(Document layout analysis data)
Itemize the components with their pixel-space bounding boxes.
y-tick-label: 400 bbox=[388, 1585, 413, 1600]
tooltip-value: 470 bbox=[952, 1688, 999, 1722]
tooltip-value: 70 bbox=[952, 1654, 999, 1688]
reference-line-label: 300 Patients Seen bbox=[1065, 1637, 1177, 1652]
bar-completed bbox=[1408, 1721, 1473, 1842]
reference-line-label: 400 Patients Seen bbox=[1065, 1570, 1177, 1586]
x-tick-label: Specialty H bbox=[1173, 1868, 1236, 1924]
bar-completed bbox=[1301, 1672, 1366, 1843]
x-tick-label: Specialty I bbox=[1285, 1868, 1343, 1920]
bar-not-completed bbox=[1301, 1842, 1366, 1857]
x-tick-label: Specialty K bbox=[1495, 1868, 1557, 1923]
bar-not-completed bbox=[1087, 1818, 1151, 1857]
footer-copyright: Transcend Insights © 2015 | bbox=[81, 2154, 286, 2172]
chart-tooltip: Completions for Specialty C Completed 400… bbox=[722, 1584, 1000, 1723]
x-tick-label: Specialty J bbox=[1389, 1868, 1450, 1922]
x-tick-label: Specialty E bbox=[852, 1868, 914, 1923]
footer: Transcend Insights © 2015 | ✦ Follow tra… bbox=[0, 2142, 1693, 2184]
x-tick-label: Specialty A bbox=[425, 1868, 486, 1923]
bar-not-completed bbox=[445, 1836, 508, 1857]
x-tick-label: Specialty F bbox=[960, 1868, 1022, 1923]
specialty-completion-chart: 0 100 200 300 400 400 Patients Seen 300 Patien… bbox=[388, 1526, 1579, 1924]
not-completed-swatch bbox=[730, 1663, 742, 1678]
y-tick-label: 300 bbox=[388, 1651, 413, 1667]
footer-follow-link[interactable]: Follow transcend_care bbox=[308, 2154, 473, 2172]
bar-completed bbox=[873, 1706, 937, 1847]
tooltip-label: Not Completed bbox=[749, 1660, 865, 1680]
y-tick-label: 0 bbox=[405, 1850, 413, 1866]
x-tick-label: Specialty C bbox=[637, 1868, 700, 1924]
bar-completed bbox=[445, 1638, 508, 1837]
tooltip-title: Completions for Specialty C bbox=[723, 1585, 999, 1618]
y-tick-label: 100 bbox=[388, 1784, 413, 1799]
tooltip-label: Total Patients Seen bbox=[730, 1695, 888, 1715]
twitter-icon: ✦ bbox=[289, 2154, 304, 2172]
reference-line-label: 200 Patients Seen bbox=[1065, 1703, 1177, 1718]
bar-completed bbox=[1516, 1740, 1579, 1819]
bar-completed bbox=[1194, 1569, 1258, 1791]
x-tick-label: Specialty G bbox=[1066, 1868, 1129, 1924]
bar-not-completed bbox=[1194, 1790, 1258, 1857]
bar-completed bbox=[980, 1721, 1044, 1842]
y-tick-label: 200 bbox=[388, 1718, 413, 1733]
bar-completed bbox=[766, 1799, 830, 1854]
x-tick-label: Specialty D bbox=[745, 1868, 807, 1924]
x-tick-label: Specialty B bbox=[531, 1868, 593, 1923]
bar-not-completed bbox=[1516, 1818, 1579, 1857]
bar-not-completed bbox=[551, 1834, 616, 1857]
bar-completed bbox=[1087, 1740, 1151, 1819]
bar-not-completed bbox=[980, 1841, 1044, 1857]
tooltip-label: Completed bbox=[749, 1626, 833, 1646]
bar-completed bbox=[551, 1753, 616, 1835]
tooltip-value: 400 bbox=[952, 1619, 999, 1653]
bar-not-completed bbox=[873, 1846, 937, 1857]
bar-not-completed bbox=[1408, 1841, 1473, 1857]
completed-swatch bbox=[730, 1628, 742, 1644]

* [WORK ORDER] Looking through the entries, count the lines that hold the word "swatch" and state that count alone.

* [ANSWER TO THE PROBLEM] 2